**STATED TASK:**
Copy everything in the data below exactly except the pictures.

**MATERIAL SHOWN:**
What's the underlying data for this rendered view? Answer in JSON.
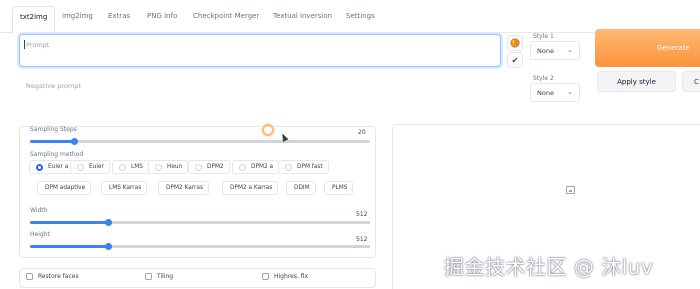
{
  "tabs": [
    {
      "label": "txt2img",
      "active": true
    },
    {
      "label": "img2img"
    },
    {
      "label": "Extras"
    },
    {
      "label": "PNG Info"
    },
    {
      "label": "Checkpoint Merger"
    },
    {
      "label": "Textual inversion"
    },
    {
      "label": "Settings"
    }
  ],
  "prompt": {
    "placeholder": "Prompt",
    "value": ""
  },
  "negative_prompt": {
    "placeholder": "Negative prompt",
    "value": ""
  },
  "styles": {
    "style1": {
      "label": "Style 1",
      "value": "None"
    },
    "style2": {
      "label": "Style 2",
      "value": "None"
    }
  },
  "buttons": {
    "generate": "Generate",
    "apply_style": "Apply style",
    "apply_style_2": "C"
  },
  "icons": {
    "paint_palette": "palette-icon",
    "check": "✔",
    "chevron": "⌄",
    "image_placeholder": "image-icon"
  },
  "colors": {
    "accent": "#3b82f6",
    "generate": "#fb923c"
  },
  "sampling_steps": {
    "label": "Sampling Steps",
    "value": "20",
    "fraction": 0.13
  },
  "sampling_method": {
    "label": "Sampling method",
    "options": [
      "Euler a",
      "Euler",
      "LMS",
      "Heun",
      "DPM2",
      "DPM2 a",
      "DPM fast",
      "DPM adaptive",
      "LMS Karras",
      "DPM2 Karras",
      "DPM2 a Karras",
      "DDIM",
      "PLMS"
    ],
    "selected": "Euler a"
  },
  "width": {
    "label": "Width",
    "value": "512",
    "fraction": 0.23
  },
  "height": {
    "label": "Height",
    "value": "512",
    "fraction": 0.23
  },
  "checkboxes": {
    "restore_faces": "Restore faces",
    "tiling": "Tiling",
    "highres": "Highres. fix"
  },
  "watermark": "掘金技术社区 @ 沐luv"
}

**EXERCISE SOLUTION:**
What's the underlying data for this rendered view? Answer in JSON.
{
  "tabs": [
    {
      "label": "txt2img",
      "active": true
    },
    {
      "label": "img2img"
    },
    {
      "label": "Extras"
    },
    {
      "label": "PNG Info"
    },
    {
      "label": "Checkpoint Merger"
    },
    {
      "label": "Textual inversion"
    },
    {
      "label": "Settings"
    }
  ],
  "prompt": {
    "placeholder": "Prompt",
    "value": ""
  },
  "negative_prompt": {
    "placeholder": "Negative prompt",
    "value": ""
  },
  "styles": {
    "style1": {
      "label": "Style 1",
      "value": "None"
    },
    "style2": {
      "label": "Style 2",
      "value": "None"
    }
  },
  "buttons": {
    "generate": "Generate",
    "apply_style": "Apply style",
    "apply_style_2": "C"
  },
  "icons": {
    "paint_palette": "palette-icon",
    "check": "✔",
    "chevron": "⌄",
    "image_placeholder": "image-icon"
  },
  "colors": {
    "accent": "#3b82f6",
    "generate": "#fb923c"
  },
  "sampling_steps": {
    "label": "Sampling Steps",
    "value": "20",
    "fraction": 0.13
  },
  "sampling_method": {
    "label": "Sampling method",
    "options": [
      "Euler a",
      "Euler",
      "LMS",
      "Heun",
      "DPM2",
      "DPM2 a",
      "DPM fast",
      "DPM adaptive",
      "LMS Karras",
      "DPM2 Karras",
      "DPM2 a Karras",
      "DDIM",
      "PLMS"
    ],
    "selected": "Euler a"
  },
  "width": {
    "label": "Width",
    "value": "512",
    "fraction": 0.23
  },
  "height": {
    "label": "Height",
    "value": "512",
    "fraction": 0.23
  },
  "checkboxes": {
    "restore_faces": "Restore faces",
    "tiling": "Tiling",
    "highres": "Highres. fix"
  },
  "watermark": "掘金技术社区 @ 沐luv"
}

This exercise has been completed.